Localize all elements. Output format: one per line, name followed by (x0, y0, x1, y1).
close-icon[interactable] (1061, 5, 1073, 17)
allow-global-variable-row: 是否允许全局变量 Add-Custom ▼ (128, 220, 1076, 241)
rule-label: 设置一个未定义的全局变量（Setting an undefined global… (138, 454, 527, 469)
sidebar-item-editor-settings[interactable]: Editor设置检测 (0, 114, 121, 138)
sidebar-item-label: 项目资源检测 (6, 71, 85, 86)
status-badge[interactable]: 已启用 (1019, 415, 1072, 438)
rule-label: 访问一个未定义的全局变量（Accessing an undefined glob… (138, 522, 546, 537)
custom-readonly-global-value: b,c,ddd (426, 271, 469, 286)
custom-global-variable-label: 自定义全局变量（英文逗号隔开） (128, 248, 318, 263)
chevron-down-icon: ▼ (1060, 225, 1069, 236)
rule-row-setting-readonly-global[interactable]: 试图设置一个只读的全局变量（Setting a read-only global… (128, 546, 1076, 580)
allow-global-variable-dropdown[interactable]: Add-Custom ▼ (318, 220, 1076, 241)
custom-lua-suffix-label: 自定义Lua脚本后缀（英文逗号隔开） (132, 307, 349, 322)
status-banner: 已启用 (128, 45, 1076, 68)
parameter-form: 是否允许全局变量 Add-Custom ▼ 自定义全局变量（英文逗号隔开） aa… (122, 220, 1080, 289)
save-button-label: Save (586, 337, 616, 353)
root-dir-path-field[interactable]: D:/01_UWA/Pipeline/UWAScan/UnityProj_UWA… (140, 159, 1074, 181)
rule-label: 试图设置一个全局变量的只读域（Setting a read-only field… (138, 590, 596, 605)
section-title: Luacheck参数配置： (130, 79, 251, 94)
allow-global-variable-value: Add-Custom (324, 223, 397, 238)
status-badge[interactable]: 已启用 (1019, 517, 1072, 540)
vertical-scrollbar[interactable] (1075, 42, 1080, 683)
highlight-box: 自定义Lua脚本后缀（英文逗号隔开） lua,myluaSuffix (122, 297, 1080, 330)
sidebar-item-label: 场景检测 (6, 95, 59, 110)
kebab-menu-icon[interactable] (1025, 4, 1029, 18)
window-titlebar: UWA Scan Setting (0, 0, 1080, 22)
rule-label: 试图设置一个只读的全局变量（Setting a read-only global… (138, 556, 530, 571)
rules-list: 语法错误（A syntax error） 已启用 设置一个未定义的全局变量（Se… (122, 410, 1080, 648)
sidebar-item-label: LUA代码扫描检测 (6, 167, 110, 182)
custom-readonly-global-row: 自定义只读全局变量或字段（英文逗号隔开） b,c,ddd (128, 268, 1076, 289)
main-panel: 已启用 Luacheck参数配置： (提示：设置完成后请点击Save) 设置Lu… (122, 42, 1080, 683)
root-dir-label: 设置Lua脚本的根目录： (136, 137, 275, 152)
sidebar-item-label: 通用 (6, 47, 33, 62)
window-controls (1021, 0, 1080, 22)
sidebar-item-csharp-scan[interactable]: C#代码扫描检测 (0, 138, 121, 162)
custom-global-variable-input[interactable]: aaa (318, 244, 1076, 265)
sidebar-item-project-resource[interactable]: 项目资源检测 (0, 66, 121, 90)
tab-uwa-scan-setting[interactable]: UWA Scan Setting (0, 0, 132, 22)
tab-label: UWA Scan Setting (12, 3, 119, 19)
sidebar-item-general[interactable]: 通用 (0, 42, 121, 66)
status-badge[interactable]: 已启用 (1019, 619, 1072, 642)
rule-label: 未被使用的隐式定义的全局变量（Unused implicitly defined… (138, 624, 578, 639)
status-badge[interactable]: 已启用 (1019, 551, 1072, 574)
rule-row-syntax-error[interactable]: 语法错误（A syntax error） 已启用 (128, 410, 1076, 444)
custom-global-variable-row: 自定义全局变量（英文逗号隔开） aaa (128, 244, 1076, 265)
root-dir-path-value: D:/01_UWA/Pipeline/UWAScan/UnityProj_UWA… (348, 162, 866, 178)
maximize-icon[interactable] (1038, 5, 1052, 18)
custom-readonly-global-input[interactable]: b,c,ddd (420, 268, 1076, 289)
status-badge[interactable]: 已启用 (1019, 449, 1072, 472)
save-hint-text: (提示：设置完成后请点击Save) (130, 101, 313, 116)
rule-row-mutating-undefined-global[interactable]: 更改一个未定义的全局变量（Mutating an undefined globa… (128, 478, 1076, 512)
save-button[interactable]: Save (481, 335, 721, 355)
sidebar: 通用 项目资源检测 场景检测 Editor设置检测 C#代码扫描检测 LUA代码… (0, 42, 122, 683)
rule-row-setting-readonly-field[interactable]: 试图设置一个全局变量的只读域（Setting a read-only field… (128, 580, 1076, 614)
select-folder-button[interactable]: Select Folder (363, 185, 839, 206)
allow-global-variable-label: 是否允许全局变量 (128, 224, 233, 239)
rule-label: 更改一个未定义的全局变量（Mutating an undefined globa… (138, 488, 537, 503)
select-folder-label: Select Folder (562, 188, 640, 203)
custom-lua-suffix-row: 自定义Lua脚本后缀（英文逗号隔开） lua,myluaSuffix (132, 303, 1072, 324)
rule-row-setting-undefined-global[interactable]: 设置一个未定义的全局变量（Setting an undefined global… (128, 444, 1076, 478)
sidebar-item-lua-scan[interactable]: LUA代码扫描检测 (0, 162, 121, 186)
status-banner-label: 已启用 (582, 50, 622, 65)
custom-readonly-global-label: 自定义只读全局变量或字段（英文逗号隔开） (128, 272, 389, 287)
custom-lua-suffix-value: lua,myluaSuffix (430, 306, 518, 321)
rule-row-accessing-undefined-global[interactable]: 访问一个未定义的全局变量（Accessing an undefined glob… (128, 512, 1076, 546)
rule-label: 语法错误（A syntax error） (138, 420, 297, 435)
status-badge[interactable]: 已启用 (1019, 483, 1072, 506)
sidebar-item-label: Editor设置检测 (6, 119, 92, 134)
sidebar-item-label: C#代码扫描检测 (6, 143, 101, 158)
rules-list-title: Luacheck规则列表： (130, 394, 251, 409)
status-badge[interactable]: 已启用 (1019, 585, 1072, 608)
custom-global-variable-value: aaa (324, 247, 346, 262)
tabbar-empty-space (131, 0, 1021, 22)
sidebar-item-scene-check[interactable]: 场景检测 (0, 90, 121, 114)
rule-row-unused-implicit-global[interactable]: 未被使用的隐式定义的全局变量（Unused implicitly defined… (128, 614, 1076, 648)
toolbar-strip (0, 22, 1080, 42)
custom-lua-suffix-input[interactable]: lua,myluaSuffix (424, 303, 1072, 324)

----

Rewrite the listing from its first line through the line containing "rule-label: 试图设置一个只读的全局变量（Setting a", including both ends, as a Markdown table with the columns Row and Entry, where Row numbers each line and Entry holds the line itself. Leave out any blank lines.

RESPONSE TO THIS TASK
| Row | Entry |
|---|---|
| 1 | Localize all elements. Output format: one per line, name followed by (x0, y0, x1, y1). |
| 2 | close-icon[interactable] (1061, 5, 1073, 17) |
| 3 | allow-global-variable-row: 是否允许全局变量 Add-Custom ▼ (128, 220, 1076, 241) |
| 4 | rule-label: 设置一个未定义的全局变量（Setting an undefined global… (138, 454, 527, 469) |
| 5 | sidebar-item-editor-settings[interactable]: Editor设置检测 (0, 114, 121, 138) |
| 6 | sidebar-item-label: 项目资源检测 (6, 71, 85, 86) |
| 7 | status-badge[interactable]: 已启用 (1019, 415, 1072, 438) |
| 8 | rule-label: 访问一个未定义的全局变量（Accessing an undefined glob… (138, 522, 546, 537) |
| 9 | custom-readonly-global-value: b,c,ddd (426, 271, 469, 286) |
| 10 | custom-global-variable-label: 自定义全局变量（英文逗号隔开） (128, 248, 318, 263) |
| 11 | chevron-down-icon: ▼ (1060, 225, 1069, 236) |
| 12 | rule-row-setting-readonly-global[interactable]: 试图设置一个只读的全局变量（Setting a read-only global… (128, 546, 1076, 580) |
| 13 | allow-global-variable-dropdown[interactable]: Add-Custom ▼ (318, 220, 1076, 241) |
| 14 | custom-lua-suffix-label: 自定义Lua脚本后缀（英文逗号隔开） (132, 307, 349, 322) |
| 15 | status-banner: 已启用 (128, 45, 1076, 68) |
| 16 | parameter-form: 是否允许全局变量 Add-Custom ▼ 自定义全局变量（英文逗号隔开） aa… (122, 220, 1080, 289) |
| 17 | save-button-label: Save (586, 337, 616, 353) |
| 18 | root-dir-path-field[interactable]: D:/01_UWA/Pipeline/UWAScan/UnityProj_UWA… (140, 159, 1074, 181) |
| 19 | rule-label: 试图设置一个全局变量的只读域（Setting a read-only field… (138, 590, 596, 605) |
| 20 | section-title: Luacheck参数配置： (130, 79, 251, 94) |
| 21 | allow-global-variable-value: Add-Custom (324, 223, 397, 238) |
| 22 | status-badge[interactable]: 已启用 (1019, 517, 1072, 540) |
| 23 | vertical-scrollbar[interactable] (1075, 42, 1080, 683) |
| 24 | highlight-box: 自定义Lua脚本后缀（英文逗号隔开） lua,myluaSuffix (122, 297, 1080, 330) |
| 25 | sidebar-item-label: 场景检测 (6, 95, 59, 110) |
| 26 | kebab-menu-icon[interactable] (1025, 4, 1029, 18) |
| 27 | window-titlebar: UWA Scan Setting (0, 0, 1080, 22) |
| 28 | rule-label: 试图设置一个只读的全局变量（Setting a read-only global… (138, 556, 530, 571) |